§ **Task requirements**:
Print each of the entries exactly, leaving nothing out.
Start of Provided records
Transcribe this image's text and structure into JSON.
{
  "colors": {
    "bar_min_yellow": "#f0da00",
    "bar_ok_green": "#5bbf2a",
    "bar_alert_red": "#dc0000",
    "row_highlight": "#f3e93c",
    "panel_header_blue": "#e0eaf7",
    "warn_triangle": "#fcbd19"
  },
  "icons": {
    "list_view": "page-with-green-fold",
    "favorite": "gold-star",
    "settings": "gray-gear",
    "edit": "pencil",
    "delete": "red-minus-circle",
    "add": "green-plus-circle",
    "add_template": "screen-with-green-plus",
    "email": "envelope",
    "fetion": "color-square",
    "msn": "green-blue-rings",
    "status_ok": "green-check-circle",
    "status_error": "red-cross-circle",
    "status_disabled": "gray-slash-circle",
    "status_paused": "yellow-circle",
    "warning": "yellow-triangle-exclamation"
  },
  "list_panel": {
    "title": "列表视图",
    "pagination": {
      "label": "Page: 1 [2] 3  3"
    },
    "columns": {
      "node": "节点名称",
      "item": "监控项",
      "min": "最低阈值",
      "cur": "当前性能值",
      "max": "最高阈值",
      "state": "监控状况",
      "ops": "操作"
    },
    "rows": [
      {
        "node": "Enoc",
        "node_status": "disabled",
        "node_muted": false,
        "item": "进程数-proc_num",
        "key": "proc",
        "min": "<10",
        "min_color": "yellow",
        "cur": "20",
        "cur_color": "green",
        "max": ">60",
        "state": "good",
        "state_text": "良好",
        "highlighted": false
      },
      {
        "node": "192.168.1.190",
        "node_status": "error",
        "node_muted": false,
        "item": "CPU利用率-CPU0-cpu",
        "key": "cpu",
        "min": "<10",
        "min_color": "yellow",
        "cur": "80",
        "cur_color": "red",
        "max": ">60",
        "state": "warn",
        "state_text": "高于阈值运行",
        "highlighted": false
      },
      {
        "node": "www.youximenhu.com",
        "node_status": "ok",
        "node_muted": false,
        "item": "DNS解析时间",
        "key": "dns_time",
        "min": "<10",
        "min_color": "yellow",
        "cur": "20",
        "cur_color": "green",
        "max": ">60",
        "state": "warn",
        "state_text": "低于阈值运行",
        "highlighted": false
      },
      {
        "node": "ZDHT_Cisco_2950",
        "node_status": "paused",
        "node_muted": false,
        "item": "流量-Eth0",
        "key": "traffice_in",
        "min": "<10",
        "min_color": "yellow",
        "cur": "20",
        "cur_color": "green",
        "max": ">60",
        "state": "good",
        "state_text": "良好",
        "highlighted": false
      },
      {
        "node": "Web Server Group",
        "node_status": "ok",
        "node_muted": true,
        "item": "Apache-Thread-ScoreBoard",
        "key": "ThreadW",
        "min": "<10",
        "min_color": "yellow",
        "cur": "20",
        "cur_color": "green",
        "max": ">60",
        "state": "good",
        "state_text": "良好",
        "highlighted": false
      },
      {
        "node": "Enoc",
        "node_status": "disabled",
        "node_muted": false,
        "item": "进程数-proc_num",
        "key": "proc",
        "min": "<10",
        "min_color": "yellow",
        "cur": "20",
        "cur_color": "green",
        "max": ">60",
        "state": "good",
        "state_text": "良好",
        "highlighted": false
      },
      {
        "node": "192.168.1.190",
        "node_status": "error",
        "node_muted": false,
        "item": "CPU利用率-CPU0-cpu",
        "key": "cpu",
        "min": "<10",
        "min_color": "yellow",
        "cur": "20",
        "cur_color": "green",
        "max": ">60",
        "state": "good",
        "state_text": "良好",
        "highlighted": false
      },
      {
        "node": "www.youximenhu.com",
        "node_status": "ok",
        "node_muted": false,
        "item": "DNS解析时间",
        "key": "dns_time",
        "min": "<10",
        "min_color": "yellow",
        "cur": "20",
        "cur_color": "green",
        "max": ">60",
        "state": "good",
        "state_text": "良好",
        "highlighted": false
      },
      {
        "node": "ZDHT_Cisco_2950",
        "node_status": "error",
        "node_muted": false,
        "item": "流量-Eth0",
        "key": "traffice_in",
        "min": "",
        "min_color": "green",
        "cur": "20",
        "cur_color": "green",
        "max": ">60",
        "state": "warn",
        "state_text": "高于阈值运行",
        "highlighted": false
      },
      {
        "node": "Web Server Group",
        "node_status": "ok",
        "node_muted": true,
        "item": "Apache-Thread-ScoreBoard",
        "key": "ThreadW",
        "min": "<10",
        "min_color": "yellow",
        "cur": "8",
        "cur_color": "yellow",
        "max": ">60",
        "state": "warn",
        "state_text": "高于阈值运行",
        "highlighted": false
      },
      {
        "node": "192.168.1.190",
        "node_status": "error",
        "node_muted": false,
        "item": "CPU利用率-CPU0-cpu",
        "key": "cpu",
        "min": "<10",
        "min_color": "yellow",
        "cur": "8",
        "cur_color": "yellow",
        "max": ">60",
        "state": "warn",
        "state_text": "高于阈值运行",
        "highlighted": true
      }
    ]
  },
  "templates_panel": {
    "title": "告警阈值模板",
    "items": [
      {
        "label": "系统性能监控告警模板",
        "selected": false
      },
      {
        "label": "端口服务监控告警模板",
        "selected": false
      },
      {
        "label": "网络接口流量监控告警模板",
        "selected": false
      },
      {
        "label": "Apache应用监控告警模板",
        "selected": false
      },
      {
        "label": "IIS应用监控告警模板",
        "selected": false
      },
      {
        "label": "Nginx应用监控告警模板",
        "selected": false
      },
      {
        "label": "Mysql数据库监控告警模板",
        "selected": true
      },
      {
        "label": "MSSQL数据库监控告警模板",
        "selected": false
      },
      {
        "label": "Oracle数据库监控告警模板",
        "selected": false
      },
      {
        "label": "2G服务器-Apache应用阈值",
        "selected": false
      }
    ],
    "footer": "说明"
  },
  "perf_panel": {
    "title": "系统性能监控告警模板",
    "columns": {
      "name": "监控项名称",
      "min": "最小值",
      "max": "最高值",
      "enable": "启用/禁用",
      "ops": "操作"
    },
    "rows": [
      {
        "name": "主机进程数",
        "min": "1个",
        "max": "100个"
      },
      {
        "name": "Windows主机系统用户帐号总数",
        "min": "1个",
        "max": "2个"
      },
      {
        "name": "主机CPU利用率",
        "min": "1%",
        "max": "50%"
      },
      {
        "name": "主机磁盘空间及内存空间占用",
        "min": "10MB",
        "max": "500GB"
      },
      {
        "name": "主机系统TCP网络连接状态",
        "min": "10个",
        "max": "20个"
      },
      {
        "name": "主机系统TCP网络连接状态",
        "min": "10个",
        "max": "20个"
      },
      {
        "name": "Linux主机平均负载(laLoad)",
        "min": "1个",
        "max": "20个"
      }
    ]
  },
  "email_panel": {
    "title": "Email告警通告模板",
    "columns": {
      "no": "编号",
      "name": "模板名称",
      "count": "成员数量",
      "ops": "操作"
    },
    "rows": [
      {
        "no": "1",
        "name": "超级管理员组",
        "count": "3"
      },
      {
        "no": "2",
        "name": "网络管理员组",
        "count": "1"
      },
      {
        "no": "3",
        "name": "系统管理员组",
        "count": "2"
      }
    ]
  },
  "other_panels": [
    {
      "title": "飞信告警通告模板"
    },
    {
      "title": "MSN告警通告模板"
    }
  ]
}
End of Provided records
§ **Solved exercise**:
Transcribe this image's text and structure into JSON.
{
  "colors": {
    "bar_min_yellow": "#f0da00",
    "bar_ok_green": "#5bbf2a",
    "bar_alert_red": "#dc0000",
    "row_highlight": "#f3e93c",
    "panel_header_blue": "#e0eaf7",
    "warn_triangle": "#fcbd19"
  },
  "icons": {
    "list_view": "page-with-green-fold",
    "favorite": "gold-star",
    "settings": "gray-gear",
    "edit": "pencil",
    "delete": "red-minus-circle",
    "add": "green-plus-circle",
    "add_template": "screen-with-green-plus",
    "email": "envelope",
    "fetion": "color-square",
    "msn": "green-blue-rings",
    "status_ok": "green-check-circle",
    "status_error": "red-cross-circle",
    "status_disabled": "gray-slash-circle",
    "status_paused": "yellow-circle",
    "warning": "yellow-triangle-exclamation"
  },
  "list_panel": {
    "title": "列表视图",
    "pagination": {
      "label": "Page: 1 [2] 3  3"
    },
    "columns": {
      "node": "节点名称",
      "item": "监控项",
      "min": "最低阈值",
      "cur": "当前性能值",
      "max": "最高阈值",
      "state": "监控状况",
      "ops": "操作"
    },
    "rows": [
      {
        "node": "Enoc",
        "node_status": "disabled",
        "node_muted": false,
        "item": "进程数-proc_num",
        "key": "proc",
        "min": "<10",
        "min_color": "yellow",
        "cur": "20",
        "cur_color": "green",
        "max": ">60",
        "state": "good",
        "state_text": "良好",
        "highlighted": false
      },
      {
        "node": "192.168.1.190",
        "node_status": "error",
        "node_muted": false,
        "item": "CPU利用率-CPU0-cpu",
        "key": "cpu",
        "min": "<10",
        "min_color": "yellow",
        "cur": "80",
        "cur_color": "red",
        "max": ">60",
        "state": "warn",
        "state_text": "高于阈值运行",
        "highlighted": false
      },
      {
        "node": "www.youximenhu.com",
        "node_status": "ok",
        "node_muted": false,
        "item": "DNS解析时间",
        "key": "dns_time",
        "min": "<10",
        "min_color": "yellow",
        "cur": "20",
        "cur_color": "green",
        "max": ">60",
        "state": "warn",
        "state_text": "低于阈值运行",
        "highlighted": false
      },
      {
        "node": "ZDHT_Cisco_2950",
        "node_status": "paused",
        "node_muted": false,
        "item": "流量-Eth0",
        "key": "traffice_in",
        "min": "<10",
        "min_color": "yellow",
        "cur": "20",
        "cur_color": "green",
        "max": ">60",
        "state": "good",
        "state_text": "良好",
        "highlighted": false
      },
      {
        "node": "Web Server Group",
        "node_status": "ok",
        "node_muted": true,
        "item": "Apache-Thread-ScoreBoard",
        "key": "ThreadW",
        "min": "<10",
        "min_color": "yellow",
        "cur": "20",
        "cur_color": "green",
        "max": ">60",
        "state": "good",
        "state_text": "良好",
        "highlighted": false
      },
      {
        "node": "Enoc",
        "node_status": "disabled",
        "node_muted": false,
        "item": "进程数-proc_num",
        "key": "proc",
        "min": "<10",
        "min_color": "yellow",
        "cur": "20",
        "cur_color": "green",
        "max": ">60",
        "state": "good",
        "state_text": "良好",
        "highlighted": false
      },
      {
        "node": "192.168.1.190",
        "node_status": "error",
        "node_muted": false,
        "item": "CPU利用率-CPU0-cpu",
        "key": "cpu",
        "min": "<10",
        "min_color": "yellow",
        "cur": "20",
        "cur_color": "green",
        "max": ">60",
        "state": "good",
        "state_text": "良好",
        "highlighted": false
      },
      {
        "node": "www.youximenhu.com",
        "node_status": "ok",
        "node_muted": false,
        "item": "DNS解析时间",
        "key": "dns_time",
        "min": "<10",
        "min_color": "yellow",
        "cur": "20",
        "cur_color": "green",
        "max": ">60",
        "state": "good",
        "state_text": "良好",
        "highlighted": false
      },
      {
        "node": "ZDHT_Cisco_2950",
        "node_status": "error",
        "node_muted": false,
        "item": "流量-Eth0",
        "key": "traffice_in",
        "min": "",
        "min_color": "green",
        "cur": "20",
        "cur_color": "green",
        "max": ">60",
        "state": "warn",
        "state_text": "高于阈值运行",
        "highlighted": false
      },
      {
        "node": "Web Server Group",
        "node_status": "ok",
        "node_muted": true,
        "item": "Apache-Thread-ScoreBoard",
        "key": "ThreadW",
        "min": "<10",
        "min_color": "yellow",
        "cur": "8",
        "cur_color": "yellow",
        "max": ">60",
        "state": "warn",
        "state_text": "高于阈值运行",
        "highlighted": false
      },
      {
        "node": "192.168.1.190",
        "node_status": "error",
        "node_muted": false,
        "item": "CPU利用率-CPU0-cpu",
        "key": "cpu",
        "min": "<10",
        "min_color": "yellow",
        "cur": "8",
        "cur_color": "yellow",
        "max": ">60",
        "state": "warn",
        "state_text": "高于阈值运行",
        "highlighted": true
      }
    ]
  },
  "templates_panel": {
    "title": "告警阈值模板",
    "items": [
      {
        "label": "系统性能监控告警模板",
        "selected": false
      },
      {
        "label": "端口服务监控告警模板",
        "selected": false
      },
      {
        "label": "网络接口流量监控告警模板",
        "selected": false
      },
      {
        "label": "Apache应用监控告警模板",
        "selected": false
      },
      {
        "label": "IIS应用监控告警模板",
        "selected": false
      },
      {
        "label": "Nginx应用监控告警模板",
        "selected": false
      },
      {
        "label": "Mysql数据库监控告警模板",
        "selected": true
      },
      {
        "label": "MSSQL数据库监控告警模板",
        "selected": false
      },
      {
        "label": "Oracle数据库监控告警模板",
        "selected": false
      },
      {
        "label": "2G服务器-Apache应用阈值",
        "selected": false
      }
    ],
    "footer": "说明"
  },
  "perf_panel": {
    "title": "系统性能监控告警模板",
    "columns": {
      "name": "监控项名称",
      "min": "最小值",
      "max": "最高值",
      "enable": "启用/禁用",
      "ops": "操作"
    },
    "rows": [
      {
        "name": "主机进程数",
        "min": "1个",
        "max": "100个"
      },
      {
        "name": "Windows主机系统用户帐号总数",
        "min": "1个",
        "max": "2个"
      },
      {
        "name": "主机CPU利用率",
        "min": "1%",
        "max": "50%"
      },
      {
        "name": "主机磁盘空间及内存空间占用",
        "min": "10MB",
        "max": "500GB"
      },
      {
        "name": "主机系统TCP网络连接状态",
        "min": "10个",
        "max": "20个"
      },
      {
        "name": "主机系统TCP网络连接状态",
        "min": "10个",
        "max": "20个"
      },
      {
        "name": "Linux主机平均负载(laLoad)",
        "min": "1个",
        "max": "20个"
      }
    ]
  },
  "email_panel": {
    "title": "Email告警通告模板",
    "columns": {
      "no": "编号",
      "name": "模板名称",
      "count": "成员数量",
      "ops": "操作"
    },
    "rows": [
      {
        "no": "1",
        "name": "超级管理员组",
        "count": "3"
      },
      {
        "no": "2",
        "name": "网络管理员组",
        "count": "1"
      },
      {
        "no": "3",
        "name": "系统管理员组",
        "count": "2"
      }
    ]
  },
  "other_panels": [
    {
      "title": "飞信告警通告模板"
    },
    {
      "title": "MSN告警通告模板"
    }
  ]
}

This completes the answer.